----- Records for the task

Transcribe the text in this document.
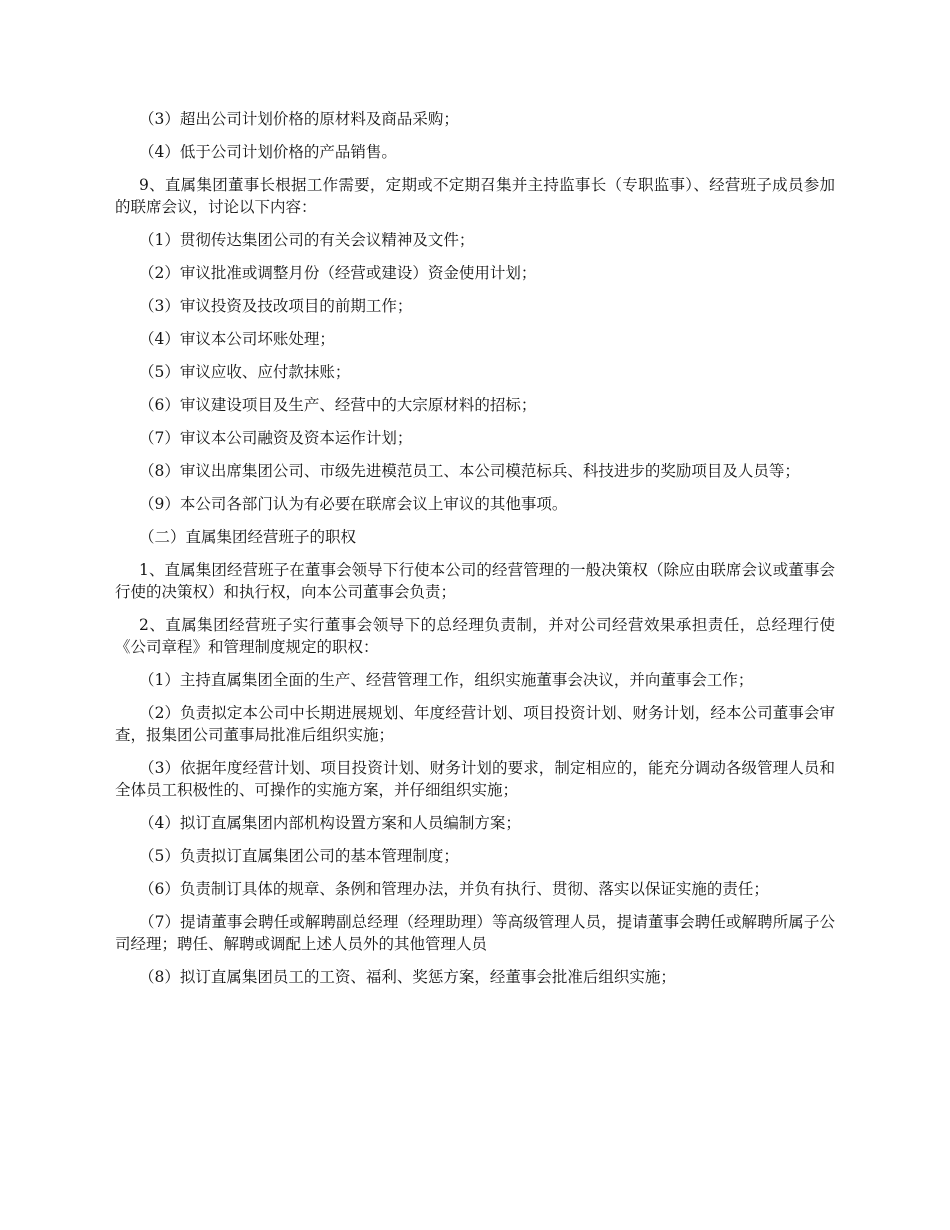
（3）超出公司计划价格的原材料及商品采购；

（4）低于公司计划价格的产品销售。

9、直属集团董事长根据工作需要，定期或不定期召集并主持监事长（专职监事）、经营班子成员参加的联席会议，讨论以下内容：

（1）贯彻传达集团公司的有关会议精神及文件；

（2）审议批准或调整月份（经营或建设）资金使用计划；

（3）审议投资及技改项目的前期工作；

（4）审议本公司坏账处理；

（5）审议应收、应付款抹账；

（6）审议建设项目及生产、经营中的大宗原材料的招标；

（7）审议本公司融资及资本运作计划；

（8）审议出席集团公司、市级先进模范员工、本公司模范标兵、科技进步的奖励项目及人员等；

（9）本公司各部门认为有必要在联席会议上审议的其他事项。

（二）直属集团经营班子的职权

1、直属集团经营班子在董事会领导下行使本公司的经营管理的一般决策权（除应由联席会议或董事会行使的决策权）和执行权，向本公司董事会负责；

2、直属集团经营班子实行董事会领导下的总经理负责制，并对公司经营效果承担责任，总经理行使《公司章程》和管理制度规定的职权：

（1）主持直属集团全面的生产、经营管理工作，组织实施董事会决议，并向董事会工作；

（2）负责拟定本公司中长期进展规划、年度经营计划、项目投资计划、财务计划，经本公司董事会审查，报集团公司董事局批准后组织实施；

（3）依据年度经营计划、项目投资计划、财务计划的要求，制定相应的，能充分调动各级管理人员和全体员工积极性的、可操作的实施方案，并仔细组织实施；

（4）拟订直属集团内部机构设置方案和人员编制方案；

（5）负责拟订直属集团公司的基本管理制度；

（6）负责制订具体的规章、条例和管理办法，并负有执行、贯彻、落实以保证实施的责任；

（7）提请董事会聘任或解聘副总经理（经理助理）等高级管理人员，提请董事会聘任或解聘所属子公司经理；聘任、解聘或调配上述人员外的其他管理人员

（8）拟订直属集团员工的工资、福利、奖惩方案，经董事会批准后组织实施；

----------
----- Records for the task

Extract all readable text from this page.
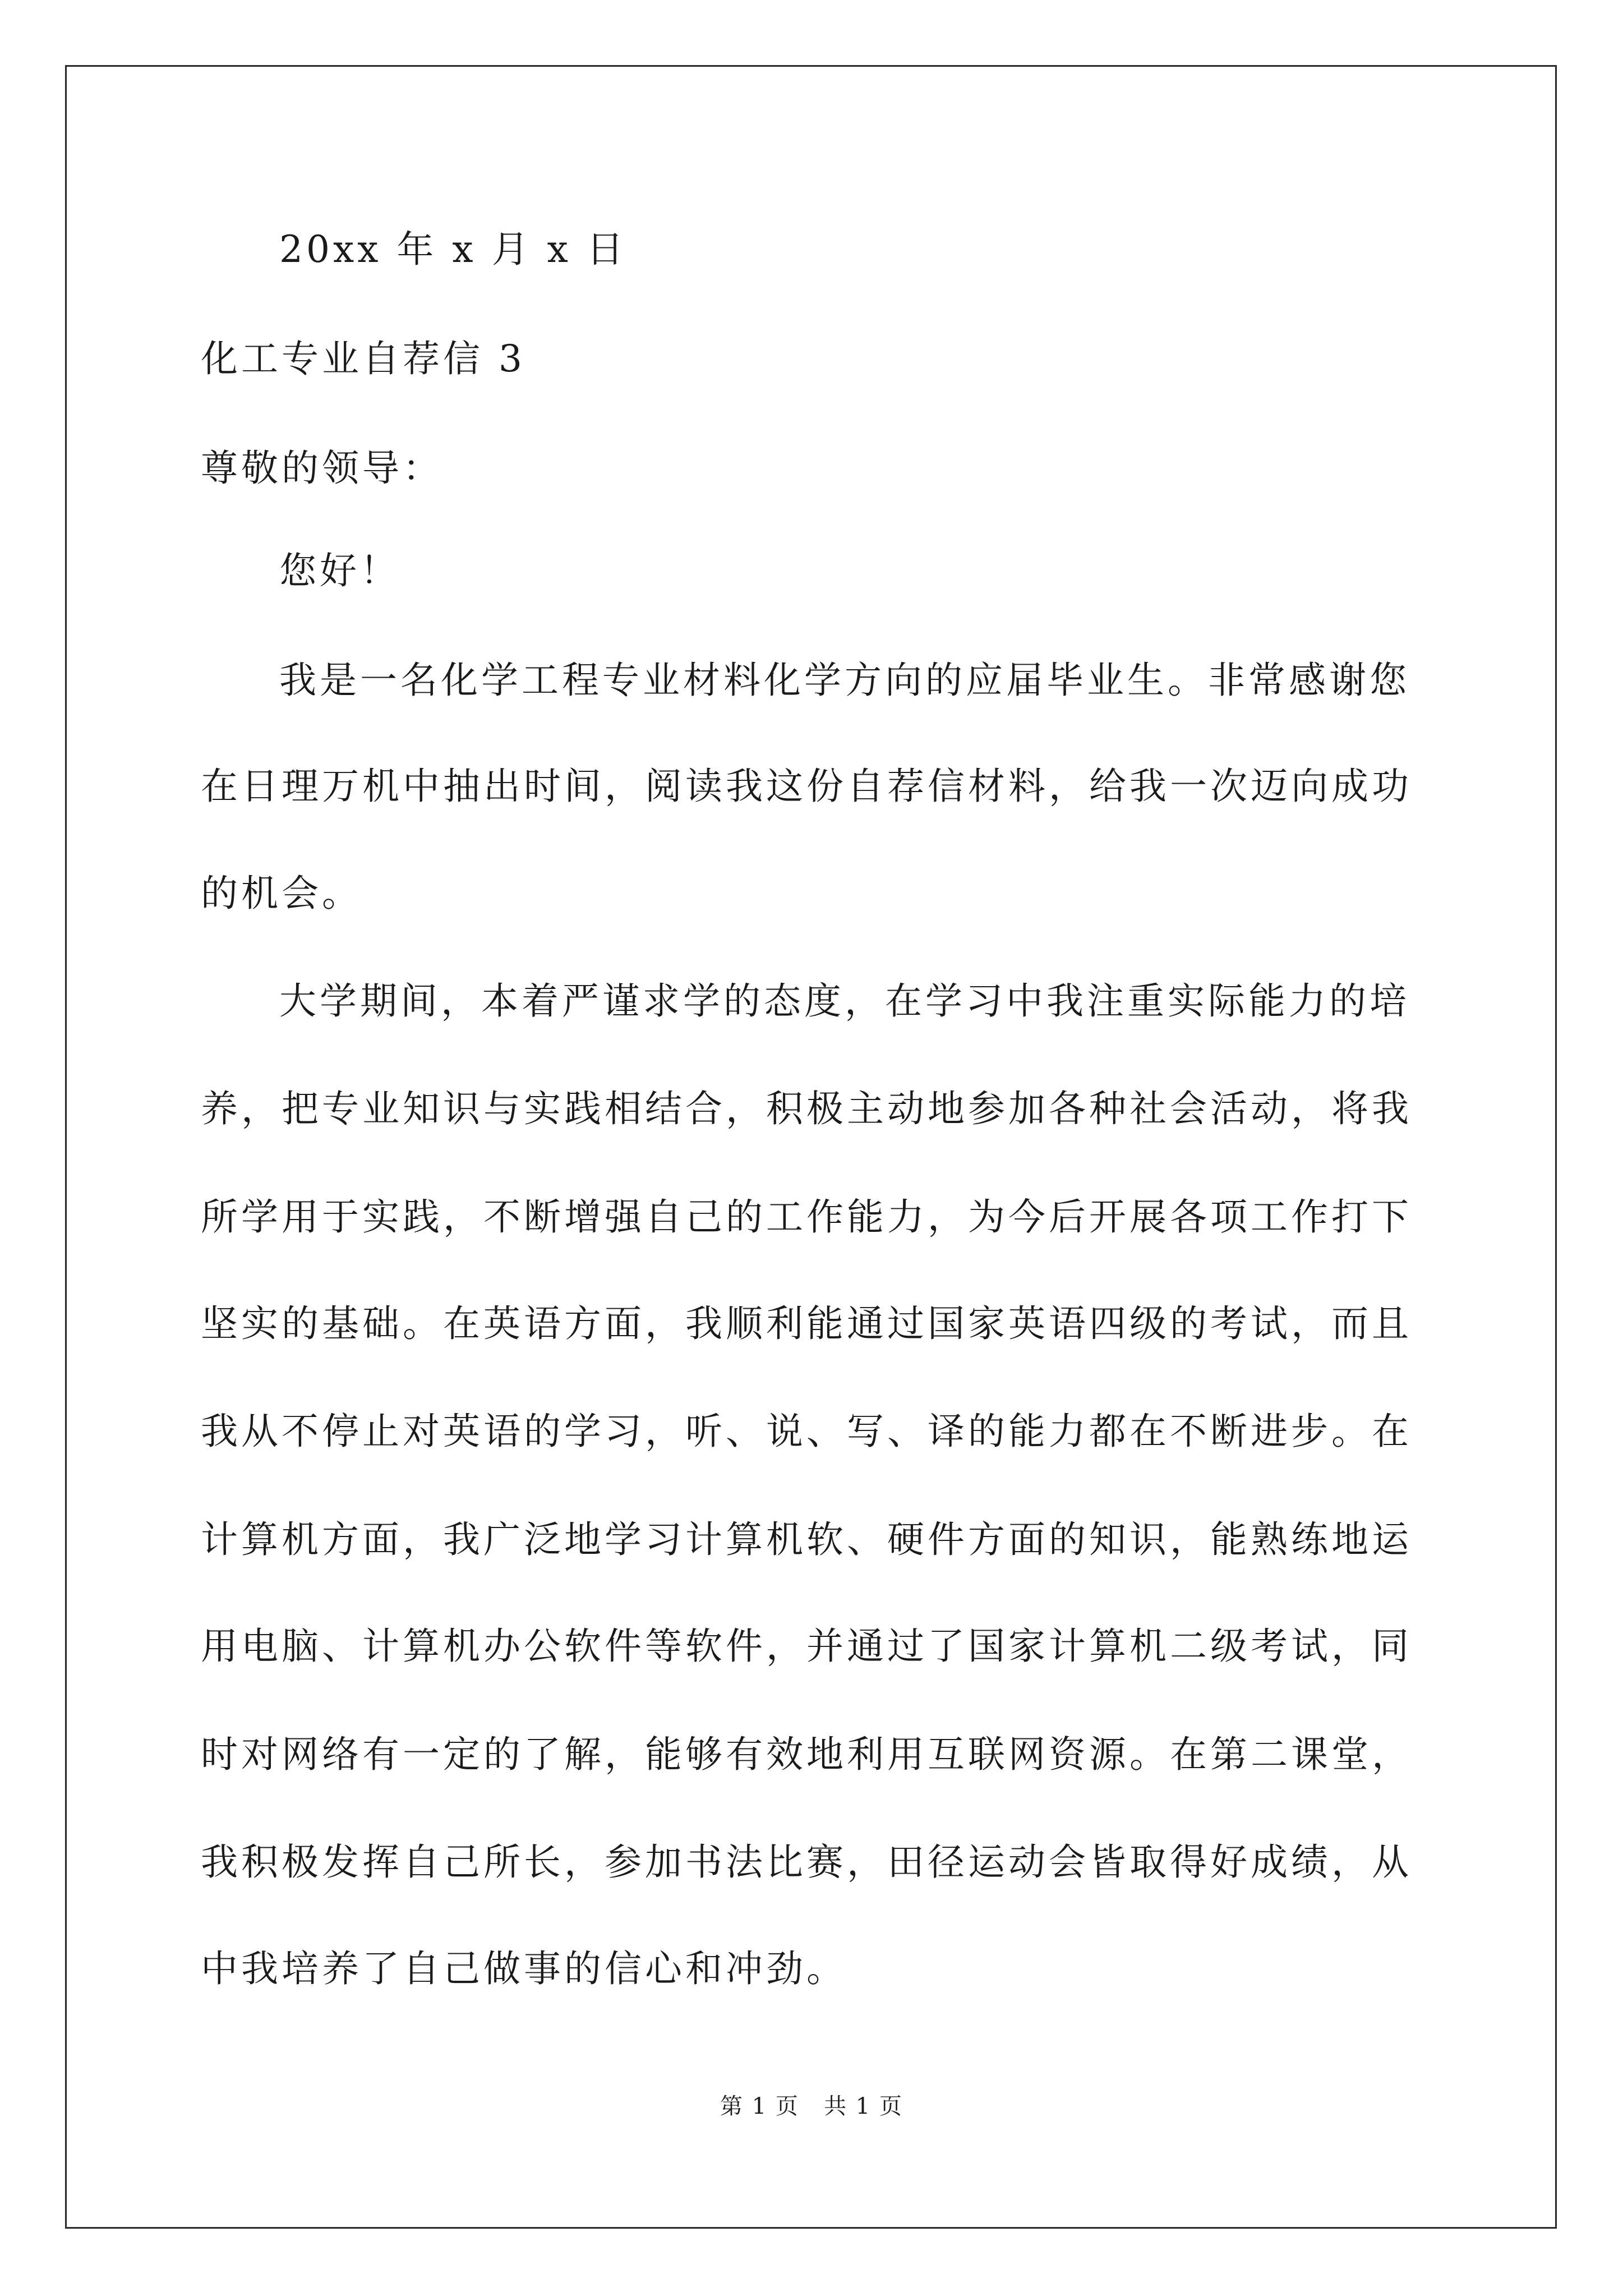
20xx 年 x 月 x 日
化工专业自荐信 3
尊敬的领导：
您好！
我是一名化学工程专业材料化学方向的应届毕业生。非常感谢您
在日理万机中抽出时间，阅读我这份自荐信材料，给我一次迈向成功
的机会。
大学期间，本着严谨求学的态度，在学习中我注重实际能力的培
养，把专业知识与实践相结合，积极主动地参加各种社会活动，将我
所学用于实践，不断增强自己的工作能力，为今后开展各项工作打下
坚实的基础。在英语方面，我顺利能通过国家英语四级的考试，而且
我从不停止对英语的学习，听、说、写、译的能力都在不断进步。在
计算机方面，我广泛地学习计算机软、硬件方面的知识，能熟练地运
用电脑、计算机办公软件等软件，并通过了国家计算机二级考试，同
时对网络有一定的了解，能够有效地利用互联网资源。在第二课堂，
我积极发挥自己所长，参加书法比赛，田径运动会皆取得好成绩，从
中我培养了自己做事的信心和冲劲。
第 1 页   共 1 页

----------
----- Records for the task

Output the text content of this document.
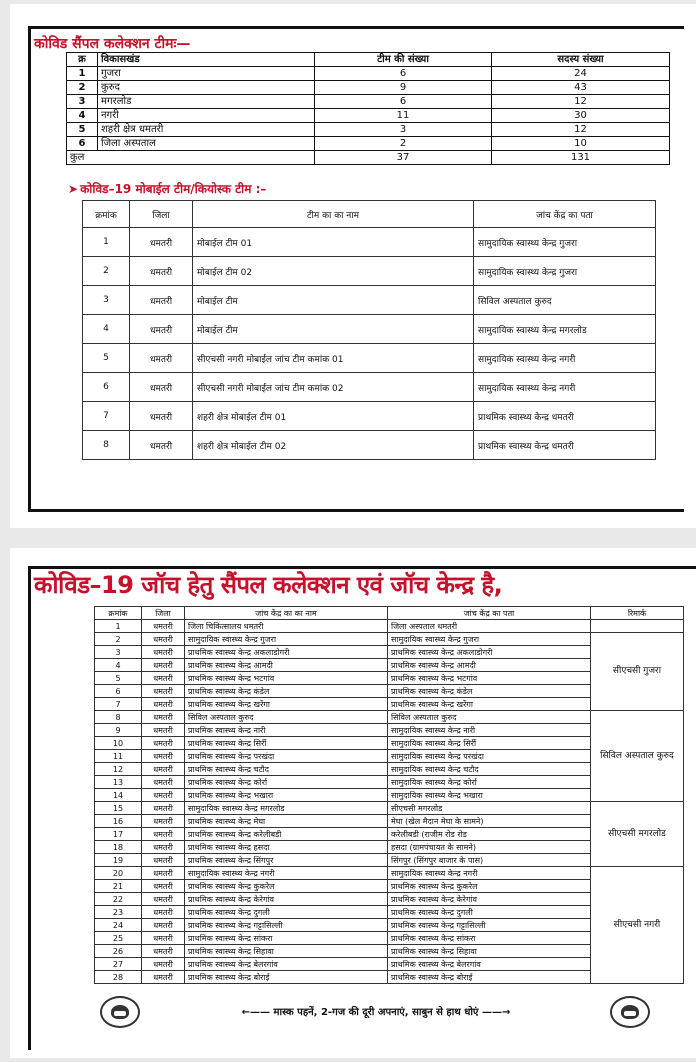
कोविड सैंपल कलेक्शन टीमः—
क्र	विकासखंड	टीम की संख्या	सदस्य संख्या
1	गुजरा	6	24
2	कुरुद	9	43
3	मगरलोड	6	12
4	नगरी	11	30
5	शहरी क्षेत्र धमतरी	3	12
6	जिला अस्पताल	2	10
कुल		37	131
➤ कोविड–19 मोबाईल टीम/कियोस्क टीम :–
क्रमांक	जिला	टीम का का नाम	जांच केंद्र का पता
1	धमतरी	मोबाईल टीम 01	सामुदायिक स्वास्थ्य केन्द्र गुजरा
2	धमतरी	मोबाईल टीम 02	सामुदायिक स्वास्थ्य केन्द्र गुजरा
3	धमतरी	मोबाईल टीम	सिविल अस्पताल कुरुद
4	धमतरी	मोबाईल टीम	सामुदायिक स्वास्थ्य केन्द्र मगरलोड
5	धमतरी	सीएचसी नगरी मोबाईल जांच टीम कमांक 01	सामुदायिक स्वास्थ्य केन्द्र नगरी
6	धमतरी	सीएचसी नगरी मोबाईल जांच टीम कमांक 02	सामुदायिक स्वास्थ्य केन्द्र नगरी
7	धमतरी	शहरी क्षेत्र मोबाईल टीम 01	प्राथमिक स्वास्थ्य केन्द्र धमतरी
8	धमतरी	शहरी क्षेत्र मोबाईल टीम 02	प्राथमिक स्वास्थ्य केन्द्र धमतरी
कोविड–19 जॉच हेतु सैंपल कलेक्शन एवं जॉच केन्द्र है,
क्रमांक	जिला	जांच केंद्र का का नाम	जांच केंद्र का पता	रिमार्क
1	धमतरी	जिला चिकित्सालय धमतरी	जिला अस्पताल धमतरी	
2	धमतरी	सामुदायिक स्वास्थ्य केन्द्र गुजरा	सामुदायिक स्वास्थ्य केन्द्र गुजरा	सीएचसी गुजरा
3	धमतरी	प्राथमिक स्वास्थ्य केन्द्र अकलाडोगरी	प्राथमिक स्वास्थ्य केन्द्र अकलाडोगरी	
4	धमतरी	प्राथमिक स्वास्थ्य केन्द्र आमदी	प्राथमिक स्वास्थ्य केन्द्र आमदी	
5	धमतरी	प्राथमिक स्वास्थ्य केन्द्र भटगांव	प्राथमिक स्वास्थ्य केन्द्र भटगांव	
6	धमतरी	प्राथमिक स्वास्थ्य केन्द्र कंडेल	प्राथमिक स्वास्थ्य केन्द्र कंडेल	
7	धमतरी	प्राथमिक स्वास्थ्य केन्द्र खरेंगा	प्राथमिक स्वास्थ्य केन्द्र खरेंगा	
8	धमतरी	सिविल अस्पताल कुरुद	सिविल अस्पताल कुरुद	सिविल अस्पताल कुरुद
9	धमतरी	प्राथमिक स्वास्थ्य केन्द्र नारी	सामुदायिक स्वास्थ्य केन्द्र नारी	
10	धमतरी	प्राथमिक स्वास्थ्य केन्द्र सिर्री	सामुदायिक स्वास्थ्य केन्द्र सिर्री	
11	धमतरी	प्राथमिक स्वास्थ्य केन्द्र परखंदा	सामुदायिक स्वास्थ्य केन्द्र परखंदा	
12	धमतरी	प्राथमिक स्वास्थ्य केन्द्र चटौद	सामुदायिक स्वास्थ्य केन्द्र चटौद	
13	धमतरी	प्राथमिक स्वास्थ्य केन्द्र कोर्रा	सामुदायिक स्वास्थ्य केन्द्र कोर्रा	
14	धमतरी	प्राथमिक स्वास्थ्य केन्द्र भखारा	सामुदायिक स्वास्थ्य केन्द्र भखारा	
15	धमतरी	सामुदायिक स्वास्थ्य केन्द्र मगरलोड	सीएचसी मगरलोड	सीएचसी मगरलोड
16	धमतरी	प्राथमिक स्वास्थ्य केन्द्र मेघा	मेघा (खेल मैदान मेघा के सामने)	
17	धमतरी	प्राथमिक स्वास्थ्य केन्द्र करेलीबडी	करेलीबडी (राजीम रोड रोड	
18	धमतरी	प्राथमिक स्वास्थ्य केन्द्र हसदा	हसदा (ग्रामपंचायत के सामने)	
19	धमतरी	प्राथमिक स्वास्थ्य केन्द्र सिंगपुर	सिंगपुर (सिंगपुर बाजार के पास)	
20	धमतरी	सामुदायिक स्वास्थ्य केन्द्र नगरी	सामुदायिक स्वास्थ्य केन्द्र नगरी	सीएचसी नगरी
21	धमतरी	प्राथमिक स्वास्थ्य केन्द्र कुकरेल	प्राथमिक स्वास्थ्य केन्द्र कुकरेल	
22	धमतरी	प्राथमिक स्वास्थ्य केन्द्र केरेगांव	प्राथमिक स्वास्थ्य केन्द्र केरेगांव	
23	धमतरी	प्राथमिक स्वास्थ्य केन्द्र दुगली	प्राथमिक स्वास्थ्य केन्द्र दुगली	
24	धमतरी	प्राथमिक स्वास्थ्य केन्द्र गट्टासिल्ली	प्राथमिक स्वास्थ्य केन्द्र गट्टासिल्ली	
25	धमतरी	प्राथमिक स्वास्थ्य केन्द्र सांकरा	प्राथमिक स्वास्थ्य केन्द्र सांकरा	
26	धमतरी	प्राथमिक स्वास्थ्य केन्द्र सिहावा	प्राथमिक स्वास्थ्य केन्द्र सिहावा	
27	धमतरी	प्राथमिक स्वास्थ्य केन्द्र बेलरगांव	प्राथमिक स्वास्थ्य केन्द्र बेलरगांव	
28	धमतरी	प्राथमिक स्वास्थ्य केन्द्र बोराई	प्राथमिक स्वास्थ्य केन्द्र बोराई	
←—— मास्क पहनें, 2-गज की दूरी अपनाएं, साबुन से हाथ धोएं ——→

----------

How many lines of the data contain the word "document"? Answer with the number alone.

Written answer: 2